Could you carry on the passage below about chicken egg yolk antibodies against Streptococcus mutans, starting right after its last sentence?
(Given passage begins)
Egg collection (Days) Total Protein Concentration (mg/ml)
Pre-immune egg yolk 0.3
Day 15 0.9
Day 30 1.1
Day 45 1.5
Day 60 2.3
Day 75 2.8
Day 90 3.2
Day105 3.6
Day 120 3.9

Table 1: Estimation of Protein concentration in antibody fractions of chicken egg yolk.


Figure 1: Characterization of IgY using SDS-PAGE.


Figure 2: Titration of IgY using ELISA.


Figure 3: S. mutans GTF in association with activity


Figure 4: Inhibition of GTF activity.


Dental caries is a worldwide problem associated with plaque, microorganisms and the intake of refined carbohydrates. The mutans Streptococci specifically S. mutans is strongly associated with dental caries.They produce acids by fermentation of dietary sugars, which in sufficient quantities demineralizes the dental enamel. An attempt had been also made to provide preliminary data on the use of chicken egg yolk immunoglobulin raised against cell associated Streptococcus mutans antigen. Chickens were immunized with CA-GTF antigen of Streptococcus mutans to raise antibodies.
(Given passage ends)
(Listed records begins)
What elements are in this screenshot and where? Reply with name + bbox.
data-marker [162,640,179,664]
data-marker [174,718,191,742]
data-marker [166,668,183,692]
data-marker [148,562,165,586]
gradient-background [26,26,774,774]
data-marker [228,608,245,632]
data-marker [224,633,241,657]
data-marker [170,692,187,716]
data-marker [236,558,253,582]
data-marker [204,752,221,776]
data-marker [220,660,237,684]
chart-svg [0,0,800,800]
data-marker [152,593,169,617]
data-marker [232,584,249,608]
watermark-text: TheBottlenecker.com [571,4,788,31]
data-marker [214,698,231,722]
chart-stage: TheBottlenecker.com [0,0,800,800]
(Listed records ends)
Exercise output
Chicken eggs present an ideal alternative antibody source to mammals, as the IgY in the chickens’ blood is transported to the egg and accumulates in the egg yolk in large quantities. Hens usually lay about 280 eggs in a year. Egg yolk contains a considerable amount of IgY, around 100-150 mg/egg [17]. Therefore, an immunized hen yields more than 40 g of IgY a year through eggs, equivalent to that from 40 rabbits. In the sense of animal welfare, the use of laying hens for antibody production represents a refinement and a reduction in animal use. It is a refinement in that the painful and invasive blood sampling or scarifying are replaced by collecting eggs. IgY technology, including the production and use of polyclonal IgY antibody (Ab), is a highly innovative and an expanding branch in human and veterinary medicine.

Laboratory production of antibodies involves immunization and bleeding of animals, subjecting these animals to great stress. However, the use of chicken for this purpose is of dual advantage. The primary advantage is production of high levels of antibodies by chickens than mammals, thus minimizing the number of animals needed. The second advantage is the recognition that the egg yolk obtained from immunized chicken as an excellent source of polyclonal antibodies for over a decade. The amount of antibodies generated by this avian is equal to or slightly greater than any other mammal used for obtaining antibodies.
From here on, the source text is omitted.